**WRITTEN TASK**
Copy all the material that follows, keeping every character the same.
[DATA SHOWN start]
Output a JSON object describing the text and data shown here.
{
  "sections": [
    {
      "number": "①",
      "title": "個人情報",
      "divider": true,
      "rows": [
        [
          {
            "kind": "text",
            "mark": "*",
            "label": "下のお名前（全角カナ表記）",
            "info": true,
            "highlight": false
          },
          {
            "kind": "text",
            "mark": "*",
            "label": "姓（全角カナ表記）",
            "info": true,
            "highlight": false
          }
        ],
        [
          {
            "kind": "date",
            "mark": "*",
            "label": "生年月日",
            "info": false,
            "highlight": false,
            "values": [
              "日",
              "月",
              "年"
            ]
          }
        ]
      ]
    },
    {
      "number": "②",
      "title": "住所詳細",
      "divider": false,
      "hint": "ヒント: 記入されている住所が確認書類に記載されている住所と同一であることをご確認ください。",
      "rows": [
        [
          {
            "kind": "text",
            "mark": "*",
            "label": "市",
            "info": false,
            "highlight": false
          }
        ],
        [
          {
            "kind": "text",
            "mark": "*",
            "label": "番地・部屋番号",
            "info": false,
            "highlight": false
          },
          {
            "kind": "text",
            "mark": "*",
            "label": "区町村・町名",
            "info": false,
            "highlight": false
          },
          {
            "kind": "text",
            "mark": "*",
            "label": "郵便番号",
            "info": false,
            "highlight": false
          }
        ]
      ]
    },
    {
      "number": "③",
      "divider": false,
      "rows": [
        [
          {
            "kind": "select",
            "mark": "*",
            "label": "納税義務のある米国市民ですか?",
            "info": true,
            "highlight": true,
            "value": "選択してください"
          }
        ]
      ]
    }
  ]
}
[DATA SHOWN end]
**CORRECT OUTPUT**
Output a JSON object describing the text and data shown here.
{
  "sections": [
    {
      "number": "①",
      "title": "個人情報",
      "divider": true,
      "rows": [
        [
          {
            "kind": "text",
            "mark": "*",
            "label": "下のお名前（全角カナ表記）",
            "info": true,
            "highlight": false
          },
          {
            "kind": "text",
            "mark": "*",
            "label": "姓（全角カナ表記）",
            "info": true,
            "highlight": false
          }
        ],
        [
          {
            "kind": "date",
            "mark": "*",
            "label": "生年月日",
            "info": false,
            "highlight": false,
            "values": [
              "日",
              "月",
              "年"
            ]
          }
        ]
      ]
    },
    {
      "number": "②",
      "title": "住所詳細",
      "divider": false,
      "hint": "ヒント: 記入されている住所が確認書類に記載されている住所と同一であることをご確認ください。",
      "rows": [
        [
          {
            "kind": "text",
            "mark": "*",
            "label": "市",
            "info": false,
            "highlight": false
          }
        ],
        [
          {
            "kind": "text",
            "mark": "*",
            "label": "番地・部屋番号",
            "info": false,
            "highlight": false
          },
          {
            "kind": "text",
            "mark": "*",
            "label": "区町村・町名",
            "info": false,
            "highlight": false
          },
          {
            "kind": "text",
            "mark": "*",
            "label": "郵便番号",
            "info": false,
            "highlight": false
          }
        ]
      ]
    },
    {
      "number": "③",
      "divider": false,
      "rows": [
        [
          {
            "kind": "select",
            "mark": "*",
            "label": "納税義務のある米国市民ですか?",
            "info": true,
            "highlight": true,
            "value": "選択してください"
          }
        ]
      ]
    }
  ]
}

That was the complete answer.